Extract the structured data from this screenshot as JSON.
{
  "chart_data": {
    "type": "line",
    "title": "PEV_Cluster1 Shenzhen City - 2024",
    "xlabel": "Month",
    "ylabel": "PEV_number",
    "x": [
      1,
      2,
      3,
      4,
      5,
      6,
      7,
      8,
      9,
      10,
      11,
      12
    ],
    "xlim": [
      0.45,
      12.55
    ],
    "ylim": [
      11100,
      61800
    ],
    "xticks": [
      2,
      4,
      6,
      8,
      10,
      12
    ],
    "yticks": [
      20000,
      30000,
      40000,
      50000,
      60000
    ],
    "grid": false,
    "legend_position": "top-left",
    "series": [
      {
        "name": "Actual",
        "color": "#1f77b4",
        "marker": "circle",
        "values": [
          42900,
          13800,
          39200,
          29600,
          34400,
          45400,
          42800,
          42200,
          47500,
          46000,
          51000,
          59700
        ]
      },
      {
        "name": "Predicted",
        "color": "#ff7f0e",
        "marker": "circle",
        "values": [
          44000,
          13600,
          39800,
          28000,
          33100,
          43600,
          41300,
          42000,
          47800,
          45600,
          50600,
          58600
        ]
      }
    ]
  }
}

> [The request] Restate each record word for word.

> [The solution]
Extract the structured data from this screenshot as JSON.
{
  "chart_data": {
    "type": "line",
    "title": "PEV_Cluster1 Shenzhen City - 2024",
    "xlabel": "Month",
    "ylabel": "PEV_number",
    "x": [
      1,
      2,
      3,
      4,
      5,
      6,
      7,
      8,
      9,
      10,
      11,
      12
    ],
    "xlim": [
      0.45,
      12.55
    ],
    "ylim": [
      11100,
      61800
    ],
    "xticks": [
      2,
      4,
      6,
      8,
      10,
      12
    ],
    "yticks": [
      20000,
      30000,
      40000,
      50000,
      60000
    ],
    "grid": false,
    "legend_position": "top-left",
    "series": [
      {
        "name": "Actual",
        "color": "#1f77b4",
        "marker": "circle",
        "values": [
          42900,
          13800,
          39200,
          29600,
          34400,
          45400,
          42800,
          42200,
          47500,
          46000,
          51000,
          59700
        ]
      },
      {
        "name": "Predicted",
        "color": "#ff7f0e",
        "marker": "circle",
        "values": [
          44000,
          13600,
          39800,
          28000,
          33100,
          43600,
          41300,
          42000,
          47800,
          45600,
          50600,
          58600
        ]
      }
    ]
  }
}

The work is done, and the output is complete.